In the data below, find every line with the word "induction" and copy it.

(Data entries for graphics)
+---+

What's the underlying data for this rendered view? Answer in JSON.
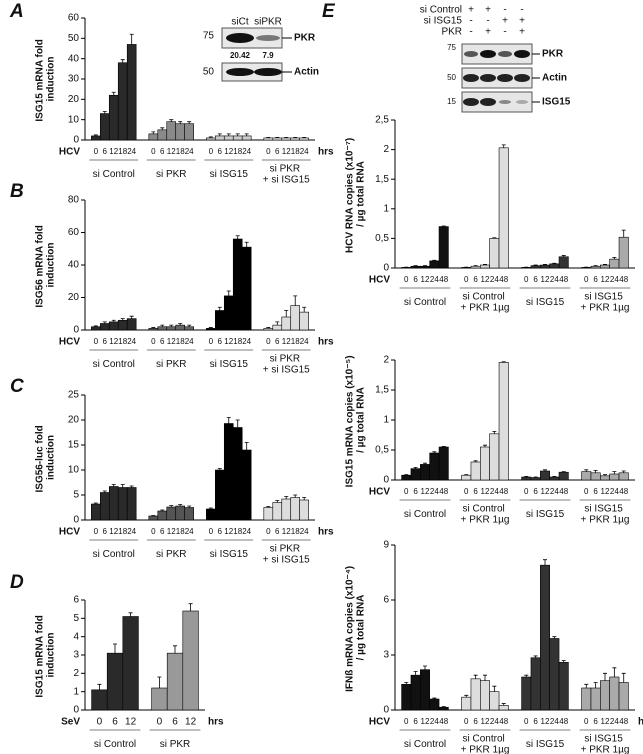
{
  "chart_data": [
    {
      "type": "grouped-bar",
      "panel": "A",
      "ylabel": "ISG15 mRNA fold induction",
      "x_prefix": "HCV",
      "x_suffix": "hrs",
      "categories": [
        "0",
        "6",
        "12",
        "18",
        "24"
      ],
      "ylim": [
        0,
        60
      ],
      "yticks": [
        0,
        10,
        20,
        30,
        40,
        50,
        60
      ],
      "series": [
        {
          "name": "si Control",
          "color": "#2a2a2a",
          "values": [
            2,
            13,
            22,
            38,
            47
          ],
          "errors": [
            0.5,
            1,
            1.5,
            1.5,
            5
          ]
        },
        {
          "name": "si PKR",
          "color": "#8a8a8a",
          "values": [
            3,
            5,
            9,
            8,
            8
          ],
          "errors": [
            1,
            1,
            1,
            1,
            1
          ]
        },
        {
          "name": "si ISG15",
          "color": "#cccccc",
          "values": [
            1,
            2,
            2,
            2,
            2
          ],
          "errors": [
            0.5,
            1,
            1,
            1,
            1
          ]
        },
        {
          "name": "si PKR + si ISG15",
          "color": "#eeeeee",
          "values": [
            1,
            1,
            1,
            1,
            1
          ],
          "errors": [
            0.3,
            0.3,
            0.3,
            0.3,
            0.3
          ]
        }
      ],
      "inset": {
        "lanes": [
          "siCt",
          "siPKR"
        ],
        "quant": [
          "20.42",
          "7.9"
        ],
        "markers": [
          "75",
          "50"
        ],
        "bands": [
          "PKR",
          "Actin"
        ]
      }
    },
    {
      "type": "grouped-bar",
      "panel": "B",
      "ylabel": "ISG56 mRNA fold induction",
      "x_prefix": "HCV",
      "x_suffix": "hrs",
      "categories": [
        "0",
        "6",
        "12",
        "18",
        "24"
      ],
      "ylim": [
        0,
        80
      ],
      "yticks": [
        0,
        20,
        40,
        60,
        80
      ],
      "series": [
        {
          "name": "si Control",
          "color": "#2a2a2a",
          "values": [
            2,
            4,
            5,
            6,
            7
          ],
          "errors": [
            0.5,
            1,
            1,
            1,
            1.5
          ]
        },
        {
          "name": "si PKR",
          "color": "#666666",
          "values": [
            1,
            2,
            2,
            3,
            2
          ],
          "errors": [
            0.5,
            1,
            1,
            1,
            1
          ]
        },
        {
          "name": "si ISG15",
          "color": "#000000",
          "values": [
            1,
            12,
            21,
            56,
            51
          ],
          "errors": [
            0.5,
            2,
            3,
            2,
            3
          ]
        },
        {
          "name": "si PKR + si ISG15",
          "color": "#dddddd",
          "values": [
            1,
            3,
            8,
            15,
            11
          ],
          "errors": [
            0.5,
            2,
            4,
            6,
            3
          ]
        }
      ]
    },
    {
      "type": "grouped-bar",
      "panel": "C",
      "ylabel": "ISG56-luc fold induction",
      "x_prefix": "HCV",
      "x_suffix": "hrs",
      "categories": [
        "0",
        "6",
        "12",
        "18",
        "24"
      ],
      "ylim": [
        0,
        25
      ],
      "yticks": [
        0,
        5,
        10,
        15,
        20,
        25
      ],
      "series": [
        {
          "name": "si Control",
          "color": "#2a2a2a",
          "values": [
            3.2,
            5.5,
            6.7,
            6.5,
            6.5
          ],
          "errors": [
            0.2,
            0.3,
            0.4,
            0.6,
            0.3
          ]
        },
        {
          "name": "si PKR",
          "color": "#555555",
          "values": [
            0.8,
            1.8,
            2.6,
            2.8,
            2.5
          ],
          "errors": [
            0.1,
            0.2,
            0.3,
            0.3,
            0.3
          ]
        },
        {
          "name": "si ISG15",
          "color": "#000000",
          "values": [
            2.2,
            10,
            19.3,
            18.5,
            14
          ],
          "errors": [
            0.2,
            0.3,
            1.2,
            1.5,
            1.5
          ]
        },
        {
          "name": "si PKR + si ISG15",
          "color": "#dddddd",
          "values": [
            2.5,
            3.5,
            4.2,
            4.5,
            4
          ],
          "errors": [
            0.2,
            0.4,
            0.5,
            0.5,
            0.5
          ]
        }
      ]
    },
    {
      "type": "grouped-bar",
      "panel": "D",
      "ylabel": "ISG15 mRNA fold induction",
      "x_prefix": "SeV",
      "x_suffix": "hrs",
      "categories": [
        "0",
        "6",
        "12"
      ],
      "ylim": [
        0,
        6
      ],
      "yticks": [
        0,
        1,
        2,
        3,
        4,
        5,
        6
      ],
      "series": [
        {
          "name": "si Control",
          "color": "#2a2a2a",
          "values": [
            1.1,
            3.1,
            5.1
          ],
          "errors": [
            0.3,
            0.5,
            0.2
          ]
        },
        {
          "name": "si PKR",
          "color": "#999999",
          "values": [
            1.2,
            3.1,
            5.4
          ],
          "errors": [
            0.6,
            0.4,
            0.4
          ]
        }
      ]
    },
    {
      "type": "grouped-bar",
      "panel": "E",
      "ylabel": "HCV RNA copies (x10⁻⁷) / µg total RNA",
      "x_prefix": "HCV",
      "categories": [
        "0",
        "6",
        "12",
        "24",
        "48"
      ],
      "ylim": [
        0,
        2.5
      ],
      "yticks": [
        0,
        {
          "value": 0.5,
          "label": "0,5"
        },
        1,
        {
          "value": 1.5,
          "label": "1,5"
        },
        2,
        {
          "value": 2.5,
          "label": "2,5"
        }
      ],
      "series": [
        {
          "name": "si Control",
          "color": "#111111",
          "values": [
            0.01,
            0.03,
            0.03,
            0.12,
            0.7
          ],
          "errors": [
            0.005,
            0.01,
            0.01,
            0.01,
            0.01
          ]
        },
        {
          "name": "si Control + PKR 1µg",
          "color": "#dddddd",
          "values": [
            0.01,
            0.03,
            0.05,
            0.5,
            2.03
          ],
          "errors": [
            0.005,
            0.01,
            0.01,
            0.01,
            0.05
          ]
        },
        {
          "name": "si ISG15",
          "color": "#333333",
          "values": [
            0.01,
            0.04,
            0.05,
            0.07,
            0.19
          ],
          "errors": [
            0.005,
            0.01,
            0.01,
            0.01,
            0.02
          ]
        },
        {
          "name": "si ISG15 + PKR 1µg",
          "color": "#aaaaaa",
          "values": [
            0.01,
            0.03,
            0.05,
            0.15,
            0.52
          ],
          "errors": [
            0.005,
            0.01,
            0.01,
            0.03,
            0.12
          ]
        }
      ]
    },
    {
      "type": "grouped-bar",
      "ylabel": "ISG15 mRNA copies (x10⁻⁵) / µg total RNA",
      "x_prefix": "HCV",
      "categories": [
        "0",
        "6",
        "12",
        "24",
        "48"
      ],
      "ylim": [
        0,
        2
      ],
      "yticks": [
        0,
        {
          "value": 0.5,
          "label": "0,5"
        },
        1,
        {
          "value": 1.5,
          "label": "1,5"
        },
        2
      ],
      "series": [
        {
          "name": "si Control",
          "color": "#111111",
          "values": [
            0.08,
            0.19,
            0.26,
            0.45,
            0.55
          ],
          "errors": [
            0.01,
            0.02,
            0.02,
            0.02,
            0.01
          ]
        },
        {
          "name": "si Control + PKR 1µg",
          "color": "#dddddd",
          "values": [
            0.08,
            0.3,
            0.55,
            0.77,
            1.96
          ],
          "errors": [
            0.01,
            0.02,
            0.03,
            0.04,
            0.01
          ]
        },
        {
          "name": "si ISG15",
          "color": "#333333",
          "values": [
            0.05,
            0.04,
            0.15,
            0.05,
            0.13
          ],
          "errors": [
            0.01,
            0.01,
            0.02,
            0.01,
            0.01
          ]
        },
        {
          "name": "si ISG15 + PKR 1µg",
          "color": "#aaaaaa",
          "values": [
            0.14,
            0.12,
            0.07,
            0.1,
            0.12
          ],
          "errors": [
            0.03,
            0.04,
            0.02,
            0.04,
            0.03
          ]
        }
      ]
    },
    {
      "type": "grouped-bar",
      "ylabel": "IFNß mRNA copies (x10⁻⁴) / µg total RNA",
      "x_prefix": "HCV",
      "x_suffix": "hrs",
      "categories": [
        "0",
        "6",
        "12",
        "24",
        "48"
      ],
      "ylim": [
        0,
        9
      ],
      "yticks": [
        0,
        3,
        6,
        9
      ],
      "series": [
        {
          "name": "si Control",
          "color": "#111111",
          "values": [
            1.4,
            1.9,
            2.2,
            0.6,
            0.15
          ],
          "errors": [
            0.1,
            0.2,
            0.2,
            0.05,
            0.03
          ]
        },
        {
          "name": "si Control + PKR 1µg",
          "color": "#dddddd",
          "values": [
            0.7,
            1.7,
            1.6,
            1.0,
            0.25
          ],
          "errors": [
            0.1,
            0.2,
            0.3,
            0.3,
            0.1
          ]
        },
        {
          "name": "si ISG15",
          "color": "#333333",
          "values": [
            1.8,
            2.85,
            7.9,
            3.9,
            2.6
          ],
          "errors": [
            0.1,
            0.1,
            0.3,
            0.1,
            0.1
          ]
        },
        {
          "name": "si ISG15 + PKR 1µg",
          "color": "#aaaaaa",
          "values": [
            1.2,
            1.2,
            1.6,
            1.8,
            1.5
          ],
          "errors": [
            0.2,
            0.3,
            0.4,
            0.5,
            0.5
          ]
        }
      ]
    }
  ],
  "panel_e_blot": {
    "rows": [
      {
        "label": "si Control",
        "signs": [
          "+",
          "+",
          "-",
          "-"
        ]
      },
      {
        "label": "si ISG15",
        "signs": [
          "-",
          "-",
          "+",
          "+"
        ]
      },
      {
        "label": "PKR",
        "signs": [
          "-",
          "+",
          "-",
          "+"
        ]
      }
    ],
    "markers": [
      "75",
      "50",
      "15"
    ],
    "bands": [
      "PKR",
      "Actin",
      "ISG15"
    ]
  }
}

+---+

### [Response to the exercise]
      "ylabel": "ISG15 mRNA fold induction",
      "ylabel": "ISG56 mRNA fold induction",
      "ylabel": "ISG56-luc fold induction",
      "ylabel": "ISG15 mRNA fold induction",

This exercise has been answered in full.